*WHAT YOU SHOULD DO*:
Report how many lines of the records below include the word "JSON". Give nothing but the number.

*Figure record extracts*:

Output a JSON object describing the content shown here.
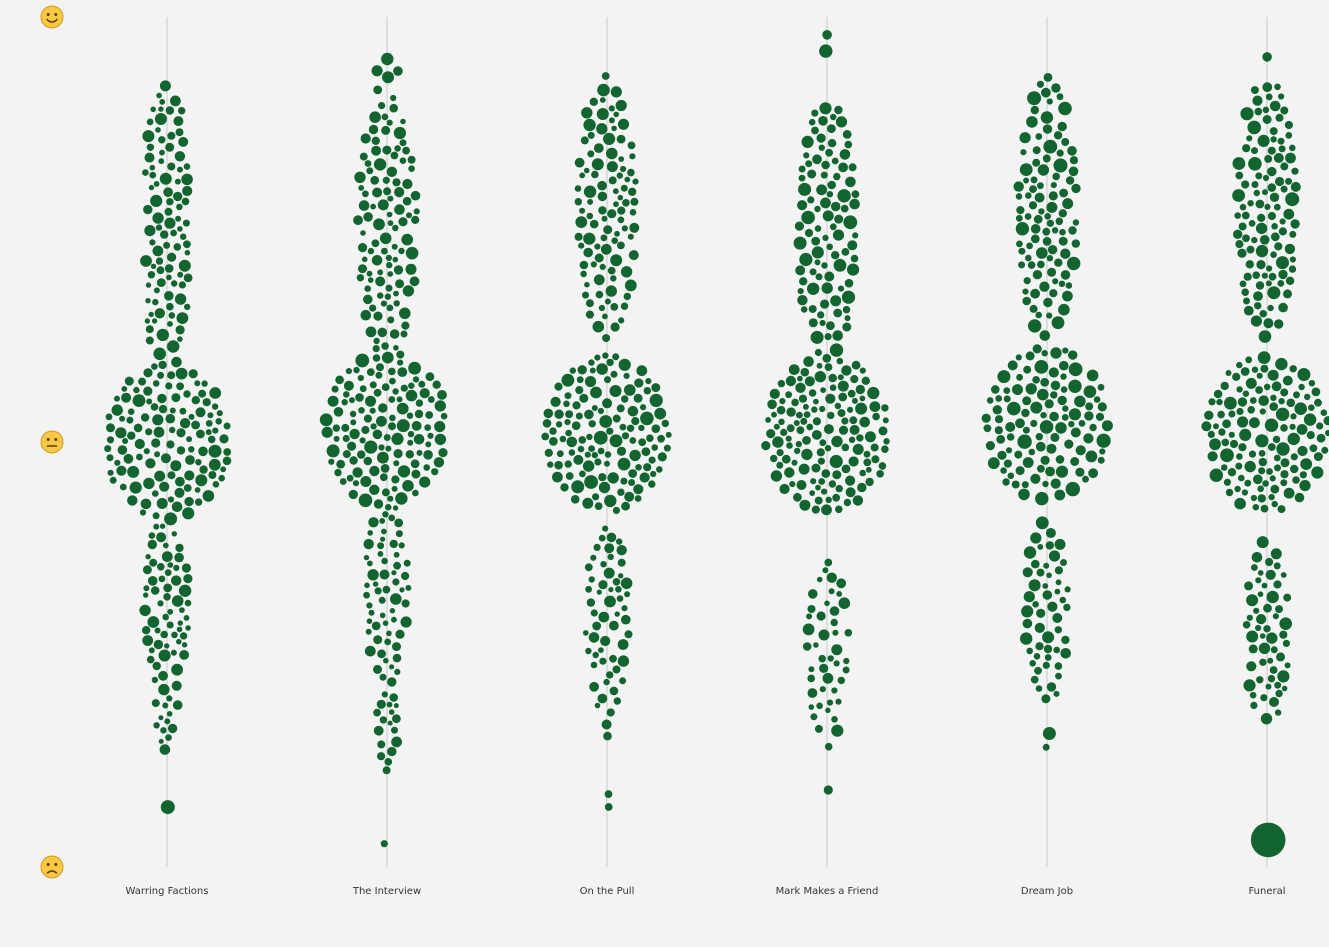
{
  "chart_data": {
    "type": "scatter",
    "subtype": "beeswarm",
    "categories": [
      "Warring Factions",
      "The Interview",
      "On the Pull",
      "Mark Makes a Friend",
      "Dream Job",
      "Funeral"
    ],
    "y_scale": [
      "happy",
      "neutral",
      "sad"
    ],
    "y_icons": [
      "happy-face",
      "neutral-face",
      "sad-face"
    ],
    "ylim": [
      -1,
      1
    ],
    "point_color": "#13652f",
    "grid_color": "#c8c8c8",
    "series": [
      {
        "category": "Warring Factions",
        "points": [
          {
            "y": 0.78,
            "r": 5,
            "count": 1
          },
          {
            "y": 0.62,
            "r": 4.5,
            "count": 60
          },
          {
            "y": 0.37,
            "r": 4.5,
            "count": 70
          },
          {
            "y": 0.0,
            "r": 4.8,
            "count": 260
          },
          {
            "y": -0.38,
            "r": 4.5,
            "count": 75
          },
          {
            "y": -0.62,
            "r": 4,
            "count": 14
          },
          {
            "y": -0.86,
            "r": 7,
            "count": 1
          }
        ]
      },
      {
        "category": "The Interview",
        "points": [
          {
            "y": 0.83,
            "r": 5,
            "count": 12
          },
          {
            "y": 0.5,
            "r": 4.6,
            "count": 120
          },
          {
            "y": 0.03,
            "r": 5,
            "count": 270
          },
          {
            "y": -0.35,
            "r": 4.3,
            "count": 65
          },
          {
            "y": -0.68,
            "r": 4,
            "count": 22
          },
          {
            "y": -0.94,
            "r": 3,
            "count": 1
          }
        ]
      },
      {
        "category": "On the Pull",
        "points": [
          {
            "y": 0.86,
            "r": 4.5,
            "count": 1
          },
          {
            "y": 0.55,
            "r": 4.6,
            "count": 140
          },
          {
            "y": 0.02,
            "r": 5,
            "count": 290
          },
          {
            "y": -0.42,
            "r": 4.3,
            "count": 55
          },
          {
            "y": -0.68,
            "r": 4,
            "count": 6
          },
          {
            "y": -0.85,
            "r": 4.5,
            "count": 2
          }
        ]
      },
      {
        "category": "Mark Makes a Friend",
        "points": [
          {
            "y": 0.93,
            "r": 5.5,
            "count": 3
          },
          {
            "y": 0.5,
            "r": 5,
            "count": 160
          },
          {
            "y": 0.02,
            "r": 4.8,
            "count": 300
          },
          {
            "y": -0.5,
            "r": 4.5,
            "count": 45
          },
          {
            "y": -0.84,
            "r": 7.5,
            "count": 1
          }
        ]
      },
      {
        "category": "Dream Job",
        "points": [
          {
            "y": 0.84,
            "r": 5,
            "count": 8
          },
          {
            "y": 0.55,
            "r": 5,
            "count": 150
          },
          {
            "y": 0.04,
            "r": 5.2,
            "count": 300
          },
          {
            "y": -0.4,
            "r": 4.6,
            "count": 60
          },
          {
            "y": -0.7,
            "r": 5,
            "count": 8
          }
        ]
      },
      {
        "category": "Funeral",
        "points": [
          {
            "y": 0.92,
            "r": 4.5,
            "count": 1
          },
          {
            "y": 0.55,
            "r": 5,
            "count": 170
          },
          {
            "y": 0.02,
            "r": 5,
            "count": 290
          },
          {
            "y": -0.45,
            "r": 4.6,
            "count": 70
          },
          {
            "y": -0.93,
            "r": 13,
            "count": 1
          }
        ]
      }
    ]
  }
}
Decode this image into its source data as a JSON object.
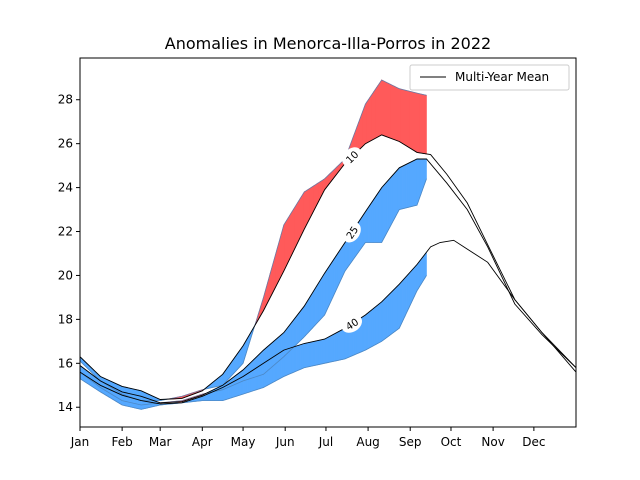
{
  "chart_data": {
    "type": "area",
    "title": "Anomalies in Menorca-Illa-Porros in 2022",
    "xlabel": "",
    "ylabel": "",
    "x_tick_labels": [
      "Jan",
      "Feb",
      "Mar",
      "Apr",
      "May",
      "Jun",
      "Jul",
      "Aug",
      "Sep",
      "Oct",
      "Nov",
      "Dec"
    ],
    "xlim": [
      0,
      365
    ],
    "ylim": [
      13.1,
      29.9
    ],
    "y_ticks": [
      14,
      16,
      18,
      20,
      22,
      24,
      26,
      28
    ],
    "y_tick_labels": [
      "14",
      "16",
      "18",
      "20",
      "22",
      "24",
      "26",
      "28"
    ],
    "grid": false,
    "legend": {
      "position": "top-right",
      "entries": [
        {
          "label": "Multi-Year Mean",
          "color": "#000000"
        }
      ]
    },
    "colors": {
      "above": "#ff5a5a",
      "below": "#55a8ff",
      "observed_line": "#4a7fb5",
      "mean_line": "#000000"
    },
    "profiles": [
      {
        "name": "10",
        "contour_label": "10",
        "label_day": 200,
        "mean": [
          [
            0,
            16.3
          ],
          [
            15,
            15.4
          ],
          [
            31,
            14.95
          ],
          [
            45,
            14.75
          ],
          [
            59,
            14.35
          ],
          [
            75,
            14.4
          ],
          [
            90,
            14.75
          ],
          [
            105,
            15.5
          ],
          [
            120,
            16.8
          ],
          [
            135,
            18.4
          ],
          [
            150,
            20.2
          ],
          [
            165,
            22.1
          ],
          [
            180,
            23.9
          ],
          [
            195,
            25.1
          ],
          [
            210,
            26.0
          ],
          [
            222,
            26.4
          ],
          [
            235,
            26.1
          ],
          [
            248,
            25.6
          ],
          [
            258,
            25.5
          ],
          [
            270,
            24.6
          ],
          [
            285,
            23.3
          ],
          [
            300,
            21.4
          ],
          [
            320,
            18.9
          ],
          [
            340,
            17.4
          ],
          [
            365,
            15.8
          ]
        ],
        "observed": [
          [
            0,
            16.1
          ],
          [
            15,
            15.2
          ],
          [
            31,
            14.6
          ],
          [
            45,
            14.3
          ],
          [
            59,
            14.3
          ],
          [
            75,
            14.5
          ],
          [
            90,
            14.8
          ],
          [
            105,
            15.0
          ],
          [
            120,
            16.0
          ],
          [
            135,
            19.0
          ],
          [
            150,
            22.3
          ],
          [
            165,
            23.8
          ],
          [
            180,
            24.4
          ],
          [
            195,
            25.3
          ],
          [
            210,
            27.8
          ],
          [
            222,
            28.9
          ],
          [
            235,
            28.5
          ],
          [
            248,
            28.3
          ],
          [
            255,
            28.2
          ]
        ]
      },
      {
        "name": "25",
        "contour_label": "25",
        "label_day": 200,
        "mean": [
          [
            0,
            15.9
          ],
          [
            15,
            15.2
          ],
          [
            31,
            14.7
          ],
          [
            45,
            14.5
          ],
          [
            59,
            14.2
          ],
          [
            75,
            14.25
          ],
          [
            90,
            14.55
          ],
          [
            105,
            15.0
          ],
          [
            120,
            15.7
          ],
          [
            135,
            16.6
          ],
          [
            150,
            17.4
          ],
          [
            165,
            18.6
          ],
          [
            180,
            20.1
          ],
          [
            195,
            21.5
          ],
          [
            210,
            22.9
          ],
          [
            222,
            24.0
          ],
          [
            235,
            24.9
          ],
          [
            248,
            25.3
          ],
          [
            255,
            25.3
          ],
          [
            270,
            24.2
          ],
          [
            285,
            23.0
          ],
          [
            300,
            21.3
          ],
          [
            320,
            18.7
          ],
          [
            340,
            17.3
          ],
          [
            365,
            15.8
          ]
        ],
        "observed": [
          [
            0,
            15.6
          ],
          [
            15,
            14.9
          ],
          [
            31,
            14.3
          ],
          [
            45,
            14.1
          ],
          [
            59,
            14.2
          ],
          [
            75,
            14.3
          ],
          [
            90,
            14.6
          ],
          [
            105,
            14.8
          ],
          [
            120,
            15.2
          ],
          [
            135,
            15.5
          ],
          [
            150,
            16.3
          ],
          [
            165,
            17.2
          ],
          [
            180,
            18.2
          ],
          [
            195,
            20.2
          ],
          [
            210,
            21.5
          ],
          [
            222,
            21.5
          ],
          [
            235,
            23.0
          ],
          [
            248,
            23.2
          ],
          [
            255,
            24.4
          ]
        ]
      },
      {
        "name": "40",
        "contour_label": "40",
        "label_day": 200,
        "mean": [
          [
            0,
            15.6
          ],
          [
            15,
            15.0
          ],
          [
            31,
            14.55
          ],
          [
            45,
            14.3
          ],
          [
            59,
            14.15
          ],
          [
            75,
            14.2
          ],
          [
            90,
            14.5
          ],
          [
            105,
            14.9
          ],
          [
            120,
            15.4
          ],
          [
            135,
            16.0
          ],
          [
            150,
            16.6
          ],
          [
            165,
            16.9
          ],
          [
            180,
            17.1
          ],
          [
            195,
            17.6
          ],
          [
            210,
            18.2
          ],
          [
            222,
            18.8
          ],
          [
            235,
            19.6
          ],
          [
            248,
            20.5
          ],
          [
            258,
            21.3
          ],
          [
            265,
            21.5
          ],
          [
            275,
            21.6
          ],
          [
            285,
            21.2
          ],
          [
            300,
            20.6
          ],
          [
            320,
            18.9
          ],
          [
            340,
            17.4
          ],
          [
            365,
            15.6
          ]
        ],
        "observed": [
          [
            0,
            15.3
          ],
          [
            15,
            14.7
          ],
          [
            31,
            14.1
          ],
          [
            45,
            13.9
          ],
          [
            59,
            14.1
          ],
          [
            75,
            14.2
          ],
          [
            90,
            14.3
          ],
          [
            105,
            14.3
          ],
          [
            120,
            14.6
          ],
          [
            135,
            14.9
          ],
          [
            150,
            15.4
          ],
          [
            165,
            15.8
          ],
          [
            180,
            16.0
          ],
          [
            195,
            16.2
          ],
          [
            210,
            16.6
          ],
          [
            222,
            17.0
          ],
          [
            235,
            17.6
          ],
          [
            248,
            19.3
          ],
          [
            255,
            20.0
          ]
        ]
      }
    ]
  }
}
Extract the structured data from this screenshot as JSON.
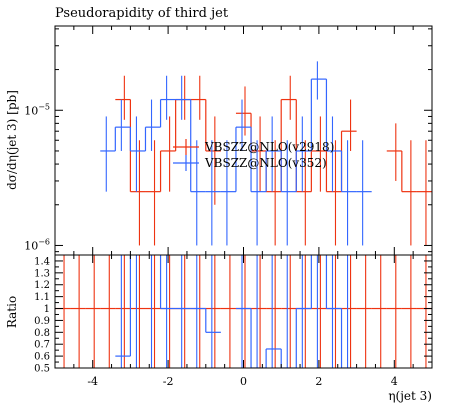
{
  "chart_data": [
    {
      "type": "line",
      "title": "Pseudorapidity of third jet",
      "ylabel": "dσ/dη(jet 3) [pb]",
      "xlabel": "",
      "yscale": "log",
      "xlim": [
        -5,
        5
      ],
      "ylim": [
        8.5e-07,
        4.2e-05
      ],
      "y_ticks": [
        {
          "value": 1e-06,
          "base": "10",
          "exp": "−6"
        },
        {
          "value": 1e-05,
          "base": "10",
          "exp": "−5"
        }
      ],
      "grid": false,
      "legend_position": "center",
      "bin_edges": [
        -5,
        -4.6,
        -4.2,
        -3.8,
        -3.4,
        -3.0,
        -2.6,
        -2.2,
        -1.8,
        -1.4,
        -1.0,
        -0.6,
        -0.2,
        0.2,
        0.6,
        1.0,
        1.4,
        1.8,
        2.2,
        2.6,
        3.0,
        3.4,
        3.8,
        4.2,
        4.6,
        5.0
      ],
      "series": [
        {
          "name": "VBSZZ@NLO(v2918)",
          "color": "#ee3311",
          "values": [
            null,
            null,
            null,
            null,
            1.2e-05,
            2.5e-06,
            2.5e-06,
            5e-06,
            1.2e-05,
            1.2e-05,
            5e-06,
            null,
            9.5e-06,
            5e-06,
            2.5e-06,
            1.2e-05,
            2.5e-06,
            5e-06,
            2.5e-06,
            7e-06,
            null,
            null,
            5e-06,
            2.5e-06,
            2.5e-06
          ],
          "err_low": [
            null,
            null,
            null,
            null,
            8.5e-06,
            1e-06,
            1e-06,
            2.5e-06,
            8.5e-06,
            8.5e-06,
            2e-06,
            null,
            6.5e-06,
            2.5e-06,
            1e-06,
            8.5e-06,
            1e-06,
            2.5e-06,
            1e-06,
            5e-06,
            null,
            null,
            3e-06,
            1e-06,
            1e-06
          ],
          "err_high": [
            null,
            null,
            null,
            null,
            1.8e-05,
            6e-06,
            6e-06,
            9e-06,
            1.8e-05,
            1.8e-05,
            9e-06,
            null,
            1.5e-05,
            9e-06,
            6e-06,
            1.8e-05,
            6e-06,
            9e-06,
            6e-06,
            1.2e-05,
            null,
            null,
            8e-06,
            6e-06,
            6e-06
          ]
        },
        {
          "name": "VBSZZ@NLO(v352)",
          "color": "#3366ff",
          "values": [
            null,
            null,
            null,
            5e-06,
            7.5e-06,
            5e-06,
            7.5e-06,
            1.2e-05,
            1.2e-05,
            2.5e-06,
            2.5e-06,
            2.5e-06,
            7.5e-06,
            2.5e-06,
            5e-06,
            2.5e-06,
            5e-06,
            1.7e-05,
            5e-06,
            2.5e-06,
            2.5e-06,
            null,
            null,
            null,
            null
          ],
          "err_low": [
            null,
            null,
            null,
            2.5e-06,
            5e-06,
            2.5e-06,
            5e-06,
            8.5e-06,
            8.5e-06,
            1e-06,
            1e-06,
            1e-06,
            5e-06,
            1e-06,
            2.5e-06,
            1e-06,
            2.5e-06,
            1.2e-05,
            2.5e-06,
            1e-06,
            1e-06,
            null,
            null,
            null,
            null
          ],
          "err_high": [
            null,
            null,
            null,
            9e-06,
            1.2e-05,
            9e-06,
            1.2e-05,
            1.8e-05,
            1.8e-05,
            6e-06,
            6e-06,
            6e-06,
            1.2e-05,
            6e-06,
            9e-06,
            6e-06,
            9e-06,
            2.3e-05,
            9e-06,
            6e-06,
            6e-06,
            null,
            null,
            null,
            null
          ]
        }
      ]
    },
    {
      "type": "line",
      "title": "",
      "ylabel": "Ratio",
      "xlabel": "η(jet 3)",
      "xlim": [
        -5,
        5
      ],
      "ylim": [
        0.5,
        1.45
      ],
      "x_ticks": [
        -4,
        -2,
        0,
        2,
        4
      ],
      "x_tick_labels": [
        "-4",
        "-2",
        "0",
        "2",
        "4"
      ],
      "y_ticks": [
        0.5,
        0.6,
        0.7,
        0.8,
        0.9,
        1,
        1.1,
        1.2,
        1.3,
        1.4
      ],
      "y_tick_labels": [
        "0.5",
        "0.6",
        "0.7",
        "0.8",
        "0.9",
        "1",
        "1.1",
        "1.2",
        "1.3",
        "1.4"
      ],
      "grid": false,
      "series": [
        {
          "name": "VBSZZ@NLO(v2918)",
          "color": "#ee3311",
          "values": [
            1,
            1,
            1,
            1,
            1,
            1,
            1,
            1,
            1,
            1,
            1,
            1,
            1,
            1,
            1,
            1,
            1,
            1,
            1,
            1,
            1,
            1,
            1,
            1,
            1
          ]
        },
        {
          "name": "VBSZZ@NLO(v352)",
          "color": "#3366ff",
          "values": [
            null,
            null,
            null,
            null,
            0.6,
            1.5,
            1.5,
            1,
            1,
            1,
            0.8,
            null,
            1,
            0.5,
            0.66,
            0.5,
            1,
            1.5,
            1,
            0.5,
            null,
            null,
            null,
            null,
            null
          ]
        }
      ]
    }
  ]
}
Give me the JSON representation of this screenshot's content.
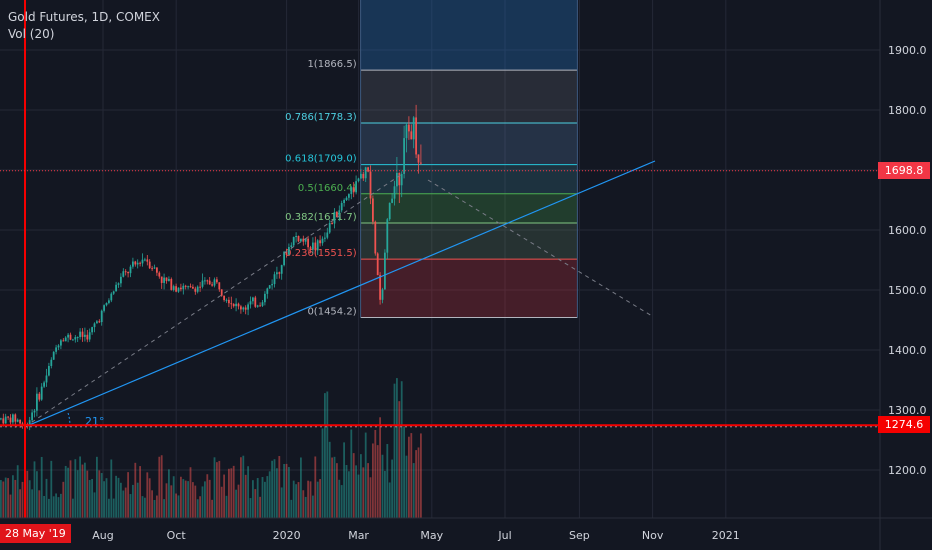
{
  "header": {
    "symbol": "Gold Futures, 1D, COMEX",
    "volume_label": "Vol (20)"
  },
  "price_axis": {
    "ticks": [
      "1900.0",
      "1800.0",
      "1700.0",
      "1600.0",
      "1500.0",
      "1400.0",
      "1300.0",
      "1200.0"
    ],
    "current_price": "1698.8",
    "horizontal_line_price": "1274.6"
  },
  "time_axis": {
    "ticks": [
      "Aug",
      "Oct",
      "2020",
      "Mar",
      "May",
      "Jul",
      "Sep",
      "Nov",
      "2021"
    ],
    "cursor_date": "28 May '19"
  },
  "fibonacci": {
    "levels": [
      {
        "ratio": 1,
        "price": 1866.5,
        "label": "1(1866.5)"
      },
      {
        "ratio": 0.786,
        "price": 1778.3,
        "label": "0.786(1778.3)"
      },
      {
        "ratio": 0.618,
        "price": 1709.0,
        "label": "0.618(1709.0)"
      },
      {
        "ratio": 0.5,
        "price": 1660.4,
        "label": "0.5(1660.4)"
      },
      {
        "ratio": 0.382,
        "price": 1611.7,
        "label": "0.382(1611.7)"
      },
      {
        "ratio": 0.236,
        "price": 1551.5,
        "label": "0.236(1551.5)"
      },
      {
        "ratio": 0,
        "price": 1454.2,
        "label": "0(1454.2)"
      }
    ]
  },
  "trendline_angle_label": "21°",
  "colors": {
    "background": "#131722",
    "grid": "#242836",
    "up": "#26a69a",
    "down": "#ef5350",
    "trendline": "#2196f3",
    "hline": "#f50000",
    "price_tag": "#f23645",
    "axis_text": "#d1d4dc"
  },
  "chart_data": {
    "type": "candlestick",
    "title": "Gold Futures, 1D, COMEX",
    "ylim": [
      1150,
      1970
    ],
    "x_ticks": [
      "Aug",
      "Oct",
      "2020",
      "Mar",
      "May",
      "Jul",
      "Sep",
      "Nov",
      "2021"
    ],
    "price_path": [
      [
        "2019-05-20",
        1285
      ],
      [
        "2019-05-28",
        1272
      ],
      [
        "2019-06-10",
        1335
      ],
      [
        "2019-06-25",
        1420
      ],
      [
        "2019-07-20",
        1425
      ],
      [
        "2019-08-15",
        1520
      ],
      [
        "2019-09-04",
        1555
      ],
      [
        "2019-09-20",
        1515
      ],
      [
        "2019-10-10",
        1500
      ],
      [
        "2019-11-01",
        1515
      ],
      [
        "2019-11-20",
        1470
      ],
      [
        "2019-12-10",
        1480
      ],
      [
        "2020-01-07",
        1590
      ],
      [
        "2020-01-25",
        1570
      ],
      [
        "2020-02-20",
        1660
      ],
      [
        "2020-03-08",
        1700
      ],
      [
        "2020-03-19",
        1460
      ],
      [
        "2020-03-25",
        1640
      ],
      [
        "2020-04-14",
        1780
      ],
      [
        "2020-04-22",
        1700
      ]
    ],
    "current_price": 1698.8,
    "horizontal_level": 1274.6,
    "series": [
      {
        "name": "Vol (20)",
        "type": "volume"
      }
    ]
  }
}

*RESULT*:
4